■ 提示文 ■
******************************

銀行は現在、規制当局、従業員、さらには顧客などのさまざまな利害関係者から、持続可能な銀行業に向けた取り組みを求める圧力を受けています。ポートフォリオの脱炭素化や、再生可能エネルギー企業などへの投融資支援に加えて、企業への融資の承認時に持続可能性の向上を義務付けることや、グリーンプロジェクトを支援することは、銀行にとってますます重要になっています。 

銀行は設備投資を介して世界経済を活性化しており、銀行の投資先の選択が持続可能性の成功に影響を及ぼします。テクノロジーとデジタルプラットフォームは、銀行業におけるアプリケーションの持続可能性を実現するための真の原動力となる可能性があり、持続可能な銀行業の実現という最終目標に貢献します。

持続可能な銀行業の実現には、銀行業務と事業活動の戦略的な計画と実行が必要であると同時に、環境、社会、ガバナンス (ESG) の取り組みへの影響を考慮する必要があります。銀行セクターでは、社会的責任とガバナンスへの取り組みは以前から行われていますが、環境への取り組みが不十分でした。 

持続可能な銀行業の基盤

国連の持続可能な開発目標 (SDGs)、そして世界共通の目標と責任銀行原則などの取り組みは、銀行が持続可能な銀行業を目指すうえでの基盤になっています。

******************************

■ エントリ一覧 ■
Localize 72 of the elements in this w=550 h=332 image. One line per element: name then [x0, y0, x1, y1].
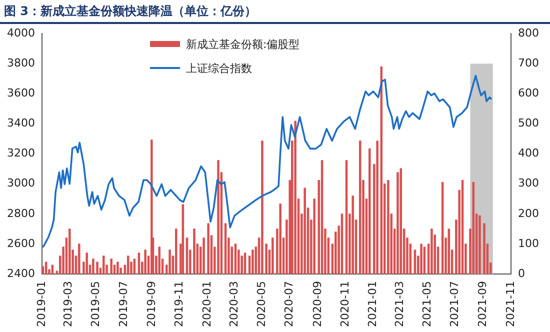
x-tick-label: 2020-11	[338, 281, 352, 328]
y-tick-label: 3600	[6, 86, 35, 100]
y-tick-label: 3400	[6, 116, 35, 130]
bar	[396, 172, 399, 274]
y-tick-label: 3200	[6, 146, 35, 160]
bar	[294, 120, 296, 274]
bar	[376, 140, 378, 274]
x-tick-label: 2019-05	[89, 281, 102, 328]
y2-tick-label: 800	[518, 26, 540, 40]
bar	[174, 228, 178, 274]
bar	[368, 148, 371, 274]
bar	[144, 250, 146, 274]
bar	[352, 196, 354, 274]
x-tick-label: 2020-09	[310, 281, 324, 328]
bar	[478, 215, 481, 274]
bar	[102, 256, 105, 274]
bar	[420, 244, 422, 274]
bar	[86, 252, 88, 274]
y-tick-label: 3000	[6, 176, 35, 190]
bar	[68, 228, 71, 274]
y-tick-label: 2800	[6, 206, 35, 220]
x-tick-label: 2021-05	[420, 281, 434, 328]
bar	[116, 262, 119, 274]
y2-tick-label: 500	[518, 116, 540, 130]
x-tick-label: 2019-09	[144, 281, 158, 328]
y2-tick-label: 200	[518, 206, 540, 220]
bar	[313, 198, 316, 274]
bar	[96, 262, 98, 274]
bar	[202, 238, 205, 274]
y-tick-label: 2600	[6, 236, 35, 250]
bar	[483, 223, 486, 274]
x-tick-label: 2019-11	[172, 281, 186, 328]
bar	[252, 250, 254, 274]
x-tick-label: 2019-07	[116, 281, 130, 328]
bar	[193, 228, 196, 274]
bar	[261, 140, 264, 274]
bar	[110, 258, 112, 274]
bar	[207, 223, 210, 274]
x-tick-label: 2021-09	[476, 281, 490, 328]
x-tick-label: 2020-03	[227, 281, 240, 328]
x-tick-label: 2021-11	[504, 281, 517, 328]
bar	[430, 228, 433, 274]
y2-tick-label: 400	[518, 146, 540, 160]
x-tick-label: 2021-01	[366, 281, 380, 328]
chart-title: 图 3：新成立基金份额快速降温（单位：亿份）	[0, 0, 550, 24]
bar	[217, 160, 220, 274]
legend-label: 上证综合指数	[186, 60, 252, 76]
bar	[92, 258, 94, 274]
y2-tick-label: 100	[518, 236, 540, 250]
y-tick-label: 4000	[6, 26, 35, 40]
x-tick-label: 2019-01	[34, 281, 48, 328]
bar	[158, 246, 160, 274]
bar	[78, 244, 80, 274]
bar	[279, 204, 282, 274]
bar	[304, 188, 306, 274]
x-tick-label: 2020-07	[282, 281, 296, 328]
y2-tick-label: 700	[518, 56, 540, 70]
x-tick-label: 2020-05	[255, 281, 268, 328]
y2-tick-label: 300	[518, 176, 540, 190]
y2-tick-label: 0	[518, 266, 526, 280]
y2-tick-label: 600	[518, 86, 540, 100]
bar	[387, 180, 390, 274]
x-tick-label: 2021-03	[392, 281, 406, 328]
x-tick-label: 2020-01	[200, 281, 214, 328]
x-tick-label: 2021-07	[448, 281, 462, 328]
bar	[51, 264, 54, 274]
bar	[168, 250, 171, 274]
legend-label: 新成立基金份额:偏股型	[186, 36, 300, 52]
y-tick-label: 3800	[6, 56, 35, 70]
x-tick-label: 2019-03	[62, 281, 75, 328]
y-tick-label: 2400	[6, 266, 35, 280]
bar	[272, 238, 274, 274]
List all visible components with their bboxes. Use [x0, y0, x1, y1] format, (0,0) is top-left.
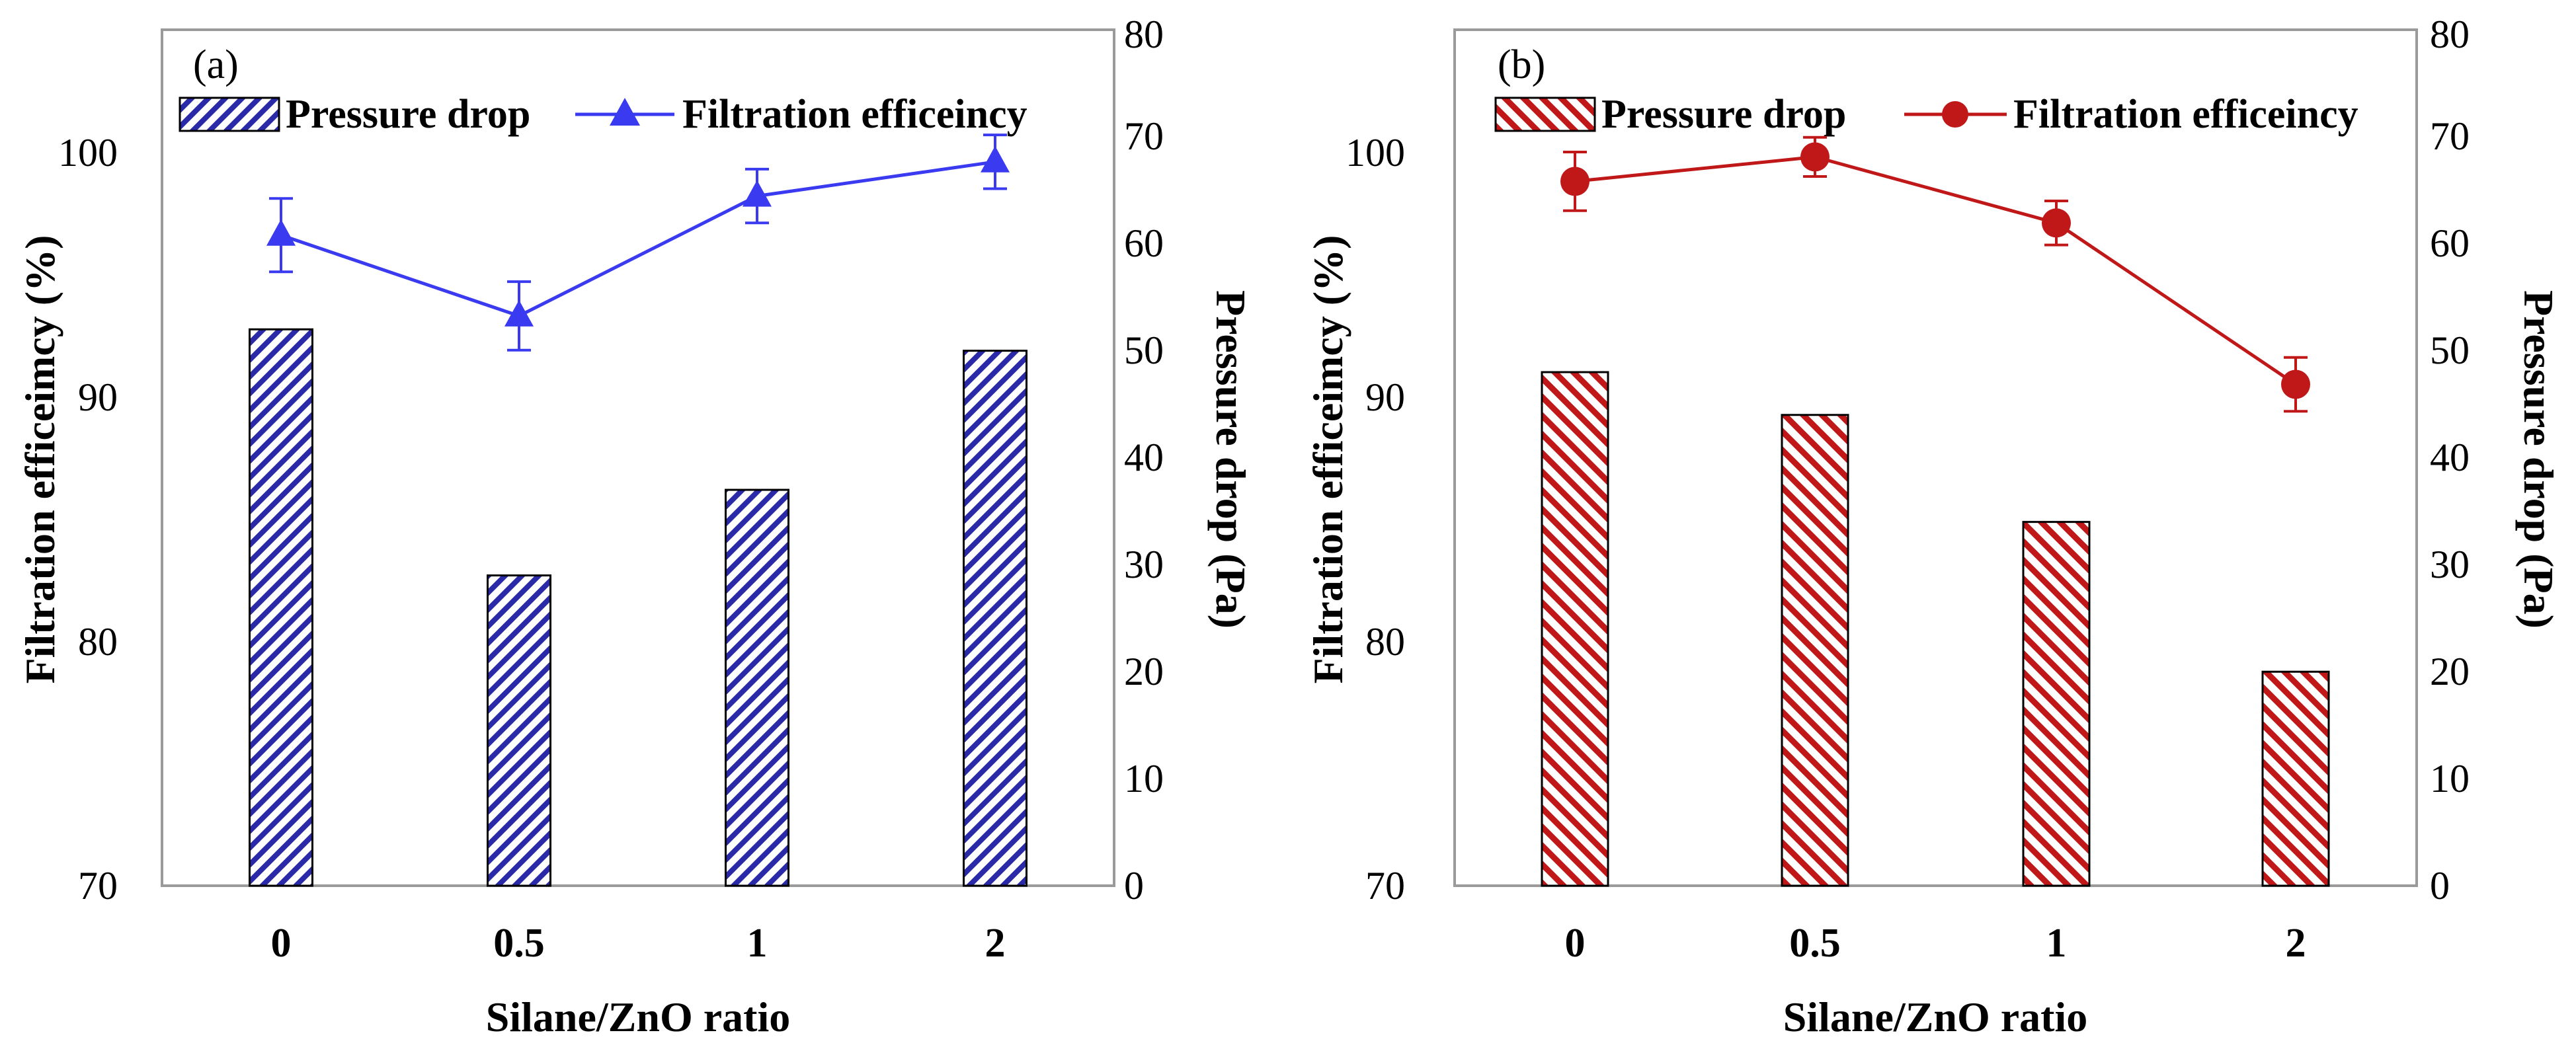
filtration-efficiency-line: [1574, 155, 2297, 386]
x-tick-label: 2: [985, 921, 1006, 966]
pressure-drop-bar: [1781, 414, 1849, 887]
pressure-drop-bar: [2022, 521, 2091, 887]
left-axis-ticks-b: 70 80 90 100: [1346, 131, 1405, 908]
x-tick-label: 1: [2046, 921, 2067, 966]
pressure-drop-bar: [1541, 371, 1609, 887]
pressure-drop-bar: [725, 488, 789, 887]
x-tick-label: 2: [2286, 921, 2306, 966]
efficiency-point-marker: [743, 180, 772, 207]
plot-area-b: [1453, 28, 2418, 887]
right-tick-label: 50: [2430, 329, 2470, 372]
x-tick-label: 0: [1565, 921, 1586, 966]
pressure-drop-bar: [249, 328, 313, 887]
legend-bar-label-b: Pressure drop: [1601, 92, 1846, 137]
right-tick-label: 30: [2430, 543, 2470, 586]
right-tick-label: 20: [2430, 650, 2470, 693]
right-axis-ticks-a: 0 10 20 30 40 50 60 70 80: [1124, 13, 1164, 908]
data-marks-a: [249, 134, 1027, 887]
left-tick-label: 90: [1365, 375, 1405, 419]
efficiency-point-marker: [266, 219, 296, 246]
left-axis-ticks-a: 70 80 90 100: [58, 131, 118, 908]
legend-line-label-a: Filtration efficeincy: [682, 92, 1027, 137]
x-tick-label: 0: [271, 921, 292, 966]
left-tick-label: 90: [78, 375, 118, 419]
x-tick-label: 0.5: [1789, 921, 1841, 966]
left-axis-title-b: Filtration efficeimcy (%): [1305, 235, 1351, 684]
pressure-drop-bar: [963, 350, 1027, 887]
data-marks-b: [1541, 136, 2330, 887]
right-tick-label: 80: [1124, 13, 1164, 56]
chart-panel-b: (b) Pressure drop Filtration efficeincy …: [1305, 13, 2562, 1040]
left-tick-label: 70: [1365, 864, 1405, 908]
left-tick-label: 100: [58, 131, 118, 174]
right-tick-label: 70: [2430, 114, 2470, 158]
efficiency-point-marker: [1800, 142, 1830, 172]
legend-line-label-b: Filtration efficeincy: [2013, 92, 2358, 137]
x-tick-label: 1: [747, 921, 768, 966]
pressure-drop-bar: [2261, 670, 2330, 887]
left-axis-title-a: Filtration efficeimcy (%): [17, 235, 63, 684]
right-tick-label: 40: [1124, 436, 1164, 479]
left-tick-label: 80: [1365, 620, 1405, 664]
left-tick-label: 80: [78, 620, 118, 664]
efficiency-point-marker: [2281, 369, 2310, 399]
legend-bar-swatch-a: [179, 97, 280, 132]
right-tick-label: 70: [1124, 114, 1164, 158]
panel-label-b: (b): [1498, 42, 1545, 87]
legend-circle-marker-b: [1942, 101, 1968, 128]
filtration-efficiency-line: [280, 160, 996, 318]
x-axis-ticks-b: 0 0.5 1 2: [1565, 921, 2306, 966]
right-axis-title-b: Pressure drop (Pa): [2515, 290, 2562, 629]
x-tick-label: 0.5: [493, 921, 545, 966]
legend-bar-label-a: Pressure drop: [286, 92, 530, 137]
right-tick-label: 60: [1124, 221, 1164, 265]
panel-label-a: (a): [193, 42, 239, 87]
right-tick-label: 0: [2430, 864, 2450, 908]
efficiency-point-marker: [981, 145, 1010, 173]
efficiency-point-marker: [1560, 167, 1590, 196]
pressure-drop-bar: [487, 574, 551, 887]
plot-area-a: [161, 28, 1115, 887]
chart-panel-a: (a) Pressure drop Filtration efficeincy …: [17, 13, 1254, 1040]
legend-triangle-marker-a: [610, 98, 640, 126]
right-tick-label: 40: [2430, 436, 2470, 479]
right-tick-label: 20: [1124, 650, 1164, 693]
right-tick-label: 50: [1124, 329, 1164, 372]
legend-a: Pressure drop Filtration efficeincy: [179, 92, 1027, 137]
legend-bar-swatch-b: [1494, 97, 1596, 132]
x-axis-ticks-a: 0 0.5 1 2: [271, 921, 1006, 966]
right-tick-label: 10: [2430, 757, 2470, 800]
x-axis-title-a: Silane/ZnO ratio: [486, 993, 791, 1040]
right-tick-label: 60: [2430, 221, 2470, 265]
right-axis-title-a: Pressure drop (Pa): [1207, 290, 1254, 629]
legend-b: Pressure drop Filtration efficeincy: [1494, 92, 2358, 137]
right-tick-label: 10: [1124, 757, 1164, 800]
right-tick-label: 0: [1124, 864, 1144, 908]
efficiency-point-marker: [504, 299, 534, 327]
efficiency-point-marker: [2042, 208, 2071, 238]
left-tick-label: 100: [1346, 131, 1405, 174]
x-axis-title-b: Silane/ZnO ratio: [1783, 993, 2088, 1040]
right-tick-label: 30: [1124, 543, 1164, 586]
right-axis-ticks-b: 0 10 20 30 40 50 60 70 80: [2430, 13, 2470, 908]
right-tick-label: 80: [2430, 13, 2470, 56]
left-tick-label: 70: [78, 864, 118, 908]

******************************

■ 演習問題 ■
#1 次の記述(a)〜(c)が持続可能な銀行業に関する文章の内容と合致するかを、それぞれ「はい」か「いいえ」で答え、判断の根拠となる箇所を文章から正確に引用してください。
(a) 銀行セクターでは、環境への取り組みが以前から十分に行われてきた。
(b) 銀行は、規制当局や従業員、顧客などから、持続可能な銀行業に向けた取り組みを求める圧力を受けている。
(c) 国連の持続可能な開発目標 (SDGs) などの取り組みは、銀行が持続可能な銀行業を目指すうえでの基盤になっている。
#2 持続可能な銀行業に関する文章を、最後の文に続けて書き進めてください。

■ 解答 ■
#1
(a) いいえ:「銀行セクターでは、社会的責任とガバナンスへの取り組みは以前から行われていますが、環境への取り組みが不十分でした。」
(b) はい:「銀行は現在、規制当局、従業員、さらには顧客などのさまざまな利害関係者から、持続可能な銀行業に向けた取り組みを求める圧力を受けています。」
(c) はい:「国連の持続可能な開発目標 (SDGs)、そして世界共通の目標と責任銀行原則などの取り組みは、銀行が持続可能な銀行業を目指すうえでの基盤になっています。」

#2
投融資決定に係る企業戦略、商品/サービスを決定するプロセスに持続可能性の原則を組み込むことで、銀行は環境への影響に配慮したプロジェクトの推進や企業の支援において影響力を発揮することができます。銀行は、実店舗や社屋から、ATMコーナーや現金輸送のプロセスに至るまで、幅広い領域で環境にプラスの影響を与えることができます。責任銀行原則を採用することで、銀行は持続可能な開発目標やパリ協定、および関連する国や地域の枠組みで表明されている目標に合致し、貢献するようにビジネス戦略を整合させることに注力しています。また、中央銀行や資本市場の規制当局がデータの収集、分析、利用、発信方法に関して重要な議論を提起し続ける中、金融機関は、ESG/CSRレポートや、可視化、モデリング、産業化、自動化によってデータを開示し、持続可能性の成果と影響を評価・報告するための措置を講じています。 

デジタルプラットフォームは、排出量ネットゼロやエネルギー効率など、銀行業務における持続可能性の優先事項への対応を促進し、社会親善に向けた機運の構築とブランドの強化に貢献することができます。 

テクノロジーとデジタルプラットフォームによるサポート

ESG要件への対応は、もはや法規制やコンプライアンス基準だけの問題ではなく、デジタルネイティブで持続可能性を重視する顧客基盤の共感を呼ぶ商品を生み出すことにもつながります。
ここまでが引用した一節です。